Aim
Extract the full set of records, then give each one again exactly.

(Collected data)

━━━━━━━━━━━━━━━━

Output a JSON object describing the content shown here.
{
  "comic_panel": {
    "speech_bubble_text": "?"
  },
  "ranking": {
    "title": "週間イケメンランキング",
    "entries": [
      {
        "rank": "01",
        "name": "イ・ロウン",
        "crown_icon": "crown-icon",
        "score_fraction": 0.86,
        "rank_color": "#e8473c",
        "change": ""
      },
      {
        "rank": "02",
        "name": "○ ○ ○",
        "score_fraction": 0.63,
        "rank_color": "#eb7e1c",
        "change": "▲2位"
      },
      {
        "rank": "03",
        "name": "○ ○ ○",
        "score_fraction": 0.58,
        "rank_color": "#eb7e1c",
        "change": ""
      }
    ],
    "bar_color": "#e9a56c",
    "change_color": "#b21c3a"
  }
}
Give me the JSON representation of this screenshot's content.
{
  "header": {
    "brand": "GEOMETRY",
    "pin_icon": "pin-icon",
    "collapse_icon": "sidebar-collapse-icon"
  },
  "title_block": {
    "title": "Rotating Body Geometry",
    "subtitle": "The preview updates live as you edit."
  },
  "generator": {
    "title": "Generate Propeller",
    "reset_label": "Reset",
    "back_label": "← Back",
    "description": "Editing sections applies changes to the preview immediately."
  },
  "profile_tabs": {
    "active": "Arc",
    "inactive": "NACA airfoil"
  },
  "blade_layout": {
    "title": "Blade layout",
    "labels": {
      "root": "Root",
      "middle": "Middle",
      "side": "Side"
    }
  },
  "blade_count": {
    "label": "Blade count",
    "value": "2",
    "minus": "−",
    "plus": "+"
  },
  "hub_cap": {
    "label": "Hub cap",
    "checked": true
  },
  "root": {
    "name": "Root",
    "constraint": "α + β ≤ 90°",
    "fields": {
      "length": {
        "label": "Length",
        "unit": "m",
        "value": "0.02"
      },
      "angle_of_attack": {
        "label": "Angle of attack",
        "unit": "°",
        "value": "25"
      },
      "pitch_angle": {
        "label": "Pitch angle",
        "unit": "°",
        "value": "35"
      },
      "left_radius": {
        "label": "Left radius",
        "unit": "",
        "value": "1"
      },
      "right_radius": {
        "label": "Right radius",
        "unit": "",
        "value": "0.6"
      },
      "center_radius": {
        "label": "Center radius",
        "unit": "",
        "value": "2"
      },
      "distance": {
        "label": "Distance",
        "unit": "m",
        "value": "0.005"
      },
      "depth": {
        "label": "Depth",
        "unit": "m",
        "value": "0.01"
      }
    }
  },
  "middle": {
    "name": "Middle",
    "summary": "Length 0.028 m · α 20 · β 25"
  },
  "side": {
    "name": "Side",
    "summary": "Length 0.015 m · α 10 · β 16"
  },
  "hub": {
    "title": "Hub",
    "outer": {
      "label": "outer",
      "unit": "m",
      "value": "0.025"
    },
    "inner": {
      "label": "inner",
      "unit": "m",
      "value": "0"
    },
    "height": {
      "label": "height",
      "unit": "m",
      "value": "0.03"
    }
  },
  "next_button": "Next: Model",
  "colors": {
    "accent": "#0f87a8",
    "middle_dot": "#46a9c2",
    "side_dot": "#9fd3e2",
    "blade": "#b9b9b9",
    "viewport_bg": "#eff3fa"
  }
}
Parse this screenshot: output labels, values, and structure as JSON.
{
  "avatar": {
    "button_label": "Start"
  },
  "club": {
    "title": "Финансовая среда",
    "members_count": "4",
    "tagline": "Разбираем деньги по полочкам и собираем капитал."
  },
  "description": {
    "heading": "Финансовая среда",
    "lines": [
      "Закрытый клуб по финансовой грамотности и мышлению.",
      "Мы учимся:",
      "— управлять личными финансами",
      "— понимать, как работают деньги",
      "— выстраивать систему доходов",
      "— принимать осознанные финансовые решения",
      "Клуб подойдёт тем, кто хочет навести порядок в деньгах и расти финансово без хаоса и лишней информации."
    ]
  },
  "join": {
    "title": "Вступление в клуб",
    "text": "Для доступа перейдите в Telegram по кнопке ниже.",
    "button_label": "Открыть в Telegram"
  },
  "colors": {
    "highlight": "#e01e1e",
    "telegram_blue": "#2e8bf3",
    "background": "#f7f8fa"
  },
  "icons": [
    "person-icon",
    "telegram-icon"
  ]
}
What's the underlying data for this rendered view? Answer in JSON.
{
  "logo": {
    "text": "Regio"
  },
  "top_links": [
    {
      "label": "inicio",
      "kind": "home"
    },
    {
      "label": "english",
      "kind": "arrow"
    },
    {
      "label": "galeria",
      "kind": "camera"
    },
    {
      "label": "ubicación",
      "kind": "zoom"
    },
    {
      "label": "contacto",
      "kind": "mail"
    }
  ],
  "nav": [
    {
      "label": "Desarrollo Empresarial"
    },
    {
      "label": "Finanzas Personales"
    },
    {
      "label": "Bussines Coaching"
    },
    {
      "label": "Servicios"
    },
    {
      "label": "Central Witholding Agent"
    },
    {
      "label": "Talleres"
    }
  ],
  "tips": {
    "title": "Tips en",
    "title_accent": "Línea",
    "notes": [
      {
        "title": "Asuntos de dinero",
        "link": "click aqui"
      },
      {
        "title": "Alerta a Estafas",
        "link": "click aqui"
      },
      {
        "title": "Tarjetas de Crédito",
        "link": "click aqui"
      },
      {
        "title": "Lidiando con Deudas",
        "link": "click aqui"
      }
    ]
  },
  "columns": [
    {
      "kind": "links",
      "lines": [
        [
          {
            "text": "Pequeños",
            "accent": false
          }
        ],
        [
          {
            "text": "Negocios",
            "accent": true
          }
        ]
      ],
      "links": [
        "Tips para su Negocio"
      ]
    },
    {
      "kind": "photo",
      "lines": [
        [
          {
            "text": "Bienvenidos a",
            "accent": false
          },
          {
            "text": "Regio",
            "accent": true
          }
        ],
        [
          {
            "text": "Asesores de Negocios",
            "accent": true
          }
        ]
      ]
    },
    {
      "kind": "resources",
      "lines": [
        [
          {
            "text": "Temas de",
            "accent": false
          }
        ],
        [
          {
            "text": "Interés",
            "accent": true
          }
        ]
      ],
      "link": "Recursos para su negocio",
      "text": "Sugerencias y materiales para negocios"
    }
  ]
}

━━━━━━━━━━━━━━━━

Response to the exercise
Output a JSON object describing the content shown here.
{
  "comic_panel": {
    "speech_bubble_text": "?"
  },
  "ranking": {
    "title": "週間イケメンランキング",
    "entries": [
      {
        "rank": "01",
        "name": "イ・ロウン",
        "crown_icon": "crown-icon",
        "score_fraction": 0.86,
        "rank_color": "#e8473c",
        "change": ""
      },
      {
        "rank": "02",
        "name": "○ ○ ○",
        "score_fraction": 0.63,
        "rank_color": "#eb7e1c",
        "change": "▲2位"
      },
      {
        "rank": "03",
        "name": "○ ○ ○",
        "score_fraction": 0.58,
        "rank_color": "#eb7e1c",
        "change": ""
      }
    ],
    "bar_color": "#e9a56c",
    "change_color": "#b21c3a"
  }
}
Give me the JSON representation of this screenshot's content.
{
  "header": {
    "brand": "GEOMETRY",
    "pin_icon": "pin-icon",
    "collapse_icon": "sidebar-collapse-icon"
  },
  "title_block": {
    "title": "Rotating Body Geometry",
    "subtitle": "The preview updates live as you edit."
  },
  "generator": {
    "title": "Generate Propeller",
    "reset_label": "Reset",
    "back_label": "← Back",
    "description": "Editing sections applies changes to the preview immediately."
  },
  "profile_tabs": {
    "active": "Arc",
    "inactive": "NACA airfoil"
  },
  "blade_layout": {
    "title": "Blade layout",
    "labels": {
      "root": "Root",
      "middle": "Middle",
      "side": "Side"
    }
  },
  "blade_count": {
    "label": "Blade count",
    "value": "2",
    "minus": "−",
    "plus": "+"
  },
  "hub_cap": {
    "label": "Hub cap",
    "checked": true
  },
  "root": {
    "name": "Root",
    "constraint": "α + β ≤ 90°",
    "fields": {
      "length": {
        "label": "Length",
        "unit": "m",
        "value": "0.02"
      },
      "angle_of_attack": {
        "label": "Angle of attack",
        "unit": "°",
        "value": "25"
      },
      "pitch_angle": {
        "label": "Pitch angle",
        "unit": "°",
        "value": "35"
      },
      "left_radius": {
        "label": "Left radius",
        "unit": "",
        "value": "1"
      },
      "right_radius": {
        "label": "Right radius",
        "unit": "",
        "value": "0.6"
      },
      "center_radius": {
        "label": "Center radius",
        "unit": "",
        "value": "2"
      },
      "distance": {
        "label": "Distance",
        "unit": "m",
        "value": "0.005"
      },
      "depth": {
        "label": "Depth",
        "unit": "m",
        "value": "0.01"
      }
    }
  },
  "middle": {
    "name": "Middle",
    "summary": "Length 0.028 m · α 20 · β 25"
  },
  "side": {
    "name": "Side",
    "summary": "Length 0.015 m · α 10 · β 16"
  },
  "hub": {
    "title": "Hub",
    "outer": {
      "label": "outer",
      "unit": "m",
      "value": "0.025"
    },
    "inner": {
      "label": "inner",
      "unit": "m",
      "value": "0"
    },
    "height": {
      "label": "height",
      "unit": "m",
      "value": "0.03"
    }
  },
  "next_button": "Next: Model",
  "colors": {
    "accent": "#0f87a8",
    "middle_dot": "#46a9c2",
    "side_dot": "#9fd3e2",
    "blade": "#b9b9b9",
    "viewport_bg": "#eff3fa"
  }
}
Parse this screenshot: output labels, values, and structure as JSON.
{
  "avatar": {
    "button_label": "Start"
  },
  "club": {
    "title": "Финансовая среда",
    "members_count": "4",
    "tagline": "Разбираем деньги по полочкам и собираем капитал."
  },
  "description": {
    "heading": "Финансовая среда",
    "lines": [
      "Закрытый клуб по финансовой грамотности и мышлению.",
      "Мы учимся:",
      "— управлять личными финансами",
      "— понимать, как работают деньги",
      "— выстраивать систему доходов",
      "— принимать осознанные финансовые решения",
      "Клуб подойдёт тем, кто хочет навести порядок в деньгах и расти финансово без хаоса и лишней информации."
    ]
  },
  "join": {
    "title": "Вступление в клуб",
    "text": "Для доступа перейдите в Telegram по кнопке ниже.",
    "button_label": "Открыть в Telegram"
  },
  "colors": {
    "highlight": "#e01e1e",
    "telegram_blue": "#2e8bf3",
    "background": "#f7f8fa"
  },
  "icons": [
    "person-icon",
    "telegram-icon"
  ]
}
What's the underlying data for this rendered view? Answer in JSON.
{
  "logo": {
    "text": "Regio"
  },
  "top_links": [
    {
      "label": "inicio",
      "kind": "home"
    },
    {
      "label": "english",
      "kind": "arrow"
    },
    {
      "label": "galeria",
      "kind": "camera"
    },
    {
      "label": "ubicación",
      "kind": "zoom"
    },
    {
      "label": "contacto",
      "kind": "mail"
    }
  ],
  "nav": [
    {
      "label": "Desarrollo Empresarial"
    },
    {
      "label": "Finanzas Personales"
    },
    {
      "label": "Bussines Coaching"
    },
    {
      "label": "Servicios"
    },
    {
      "label": "Central Witholding Agent"
    },
    {
      "label": "Talleres"
    }
  ],
  "tips": {
    "title": "Tips en",
    "title_accent": "Línea",
    "notes": [
      {
        "title": "Asuntos de dinero",
        "link": "click aqui"
      },
      {
        "title": "Alerta a Estafas",
        "link": "click aqui"
      },
      {
        "title": "Tarjetas de Crédito",
        "link": "click aqui"
      },
      {
        "title": "Lidiando con Deudas",
        "link": "click aqui"
      }
    ]
  },
  "columns": [
    {
      "kind": "links",
      "lines": [
        [
          {
            "text": "Pequeños",
            "accent": false
          }
        ],
        [
          {
            "text": "Negocios",
            "accent": true
          }
        ]
      ],
      "links": [
        "Tips para su Negocio"
      ]
    },
    {
      "kind": "photo",
      "lines": [
        [
          {
            "text": "Bienvenidos a",
            "accent": false
          },
          {
            "text": "Regio",
            "accent": true
          }
        ],
        [
          {
            "text": "Asesores de Negocios",
            "accent": true
          }
        ]
      ]
    },
    {
      "kind": "resources",
      "lines": [
        [
          {
            "text": "Temas de",
            "accent": false
          }
        ],
        [
          {
            "text": "Interés",
            "accent": true
          }
        ]
      ],
      "link": "Recursos para su negocio",
      "text": "Sugerencias y materiales para negocios"
    }
  ]
}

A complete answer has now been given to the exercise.